──────── Recorded data
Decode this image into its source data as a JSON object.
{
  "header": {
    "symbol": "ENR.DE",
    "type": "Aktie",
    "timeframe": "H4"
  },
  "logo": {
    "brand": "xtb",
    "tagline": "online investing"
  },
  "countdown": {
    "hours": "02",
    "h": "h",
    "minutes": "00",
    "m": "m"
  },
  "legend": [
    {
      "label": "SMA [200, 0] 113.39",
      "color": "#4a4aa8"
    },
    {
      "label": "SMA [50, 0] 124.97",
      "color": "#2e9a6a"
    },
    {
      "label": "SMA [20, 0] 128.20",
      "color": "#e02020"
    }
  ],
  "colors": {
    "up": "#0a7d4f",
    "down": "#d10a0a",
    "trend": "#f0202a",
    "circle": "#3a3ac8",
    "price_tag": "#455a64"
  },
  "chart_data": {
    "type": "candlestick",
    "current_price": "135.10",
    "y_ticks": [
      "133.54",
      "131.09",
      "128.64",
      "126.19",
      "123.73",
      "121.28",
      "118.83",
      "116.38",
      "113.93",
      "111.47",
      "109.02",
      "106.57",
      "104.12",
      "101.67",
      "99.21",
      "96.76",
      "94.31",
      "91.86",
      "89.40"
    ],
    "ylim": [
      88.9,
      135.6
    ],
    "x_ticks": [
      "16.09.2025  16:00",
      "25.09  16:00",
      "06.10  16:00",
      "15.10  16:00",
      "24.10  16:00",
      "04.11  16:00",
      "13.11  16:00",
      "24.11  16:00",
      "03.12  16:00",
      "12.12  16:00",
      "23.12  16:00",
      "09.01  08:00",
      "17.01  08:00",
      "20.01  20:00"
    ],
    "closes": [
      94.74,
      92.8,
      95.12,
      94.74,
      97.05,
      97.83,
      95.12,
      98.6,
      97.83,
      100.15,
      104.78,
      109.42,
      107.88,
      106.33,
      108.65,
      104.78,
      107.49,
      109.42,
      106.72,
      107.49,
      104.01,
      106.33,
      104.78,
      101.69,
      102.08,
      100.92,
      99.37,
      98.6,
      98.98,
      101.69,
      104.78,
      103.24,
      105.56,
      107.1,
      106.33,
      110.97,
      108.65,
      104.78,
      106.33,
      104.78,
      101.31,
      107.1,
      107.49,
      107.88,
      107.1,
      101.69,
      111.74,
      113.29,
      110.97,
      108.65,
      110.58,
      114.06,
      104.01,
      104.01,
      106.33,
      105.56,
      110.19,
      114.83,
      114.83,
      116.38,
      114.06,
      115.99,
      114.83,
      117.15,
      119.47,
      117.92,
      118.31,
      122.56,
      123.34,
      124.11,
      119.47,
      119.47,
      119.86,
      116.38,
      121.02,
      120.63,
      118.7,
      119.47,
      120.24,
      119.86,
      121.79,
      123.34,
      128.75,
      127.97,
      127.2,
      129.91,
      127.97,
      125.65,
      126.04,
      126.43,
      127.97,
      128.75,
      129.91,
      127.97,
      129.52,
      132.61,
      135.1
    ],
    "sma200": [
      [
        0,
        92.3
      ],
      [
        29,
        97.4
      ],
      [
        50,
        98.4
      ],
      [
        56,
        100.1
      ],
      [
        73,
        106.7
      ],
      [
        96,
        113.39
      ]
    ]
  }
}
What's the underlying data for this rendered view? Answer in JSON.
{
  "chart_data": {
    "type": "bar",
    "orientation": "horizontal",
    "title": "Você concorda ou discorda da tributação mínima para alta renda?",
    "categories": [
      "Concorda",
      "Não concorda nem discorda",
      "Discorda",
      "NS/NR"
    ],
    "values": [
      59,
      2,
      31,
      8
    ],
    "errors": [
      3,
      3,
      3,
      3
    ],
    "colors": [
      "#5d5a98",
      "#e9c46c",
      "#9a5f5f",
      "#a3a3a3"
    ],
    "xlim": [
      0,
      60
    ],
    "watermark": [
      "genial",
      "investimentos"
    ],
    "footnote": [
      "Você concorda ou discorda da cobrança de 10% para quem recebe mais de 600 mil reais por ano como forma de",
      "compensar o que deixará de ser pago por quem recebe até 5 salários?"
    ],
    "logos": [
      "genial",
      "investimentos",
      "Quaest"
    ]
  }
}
────────────────
» **Required task**:
Copy all lines from the listing that contain "Você".

» **Exercise solution**:
    "title": "Você concorda ou discorda da tributação mínima para alta renda?",
      "Você concorda ou discorda da cobrança de 10% para quem recebe mais de 600 mil reais por ano como forma de",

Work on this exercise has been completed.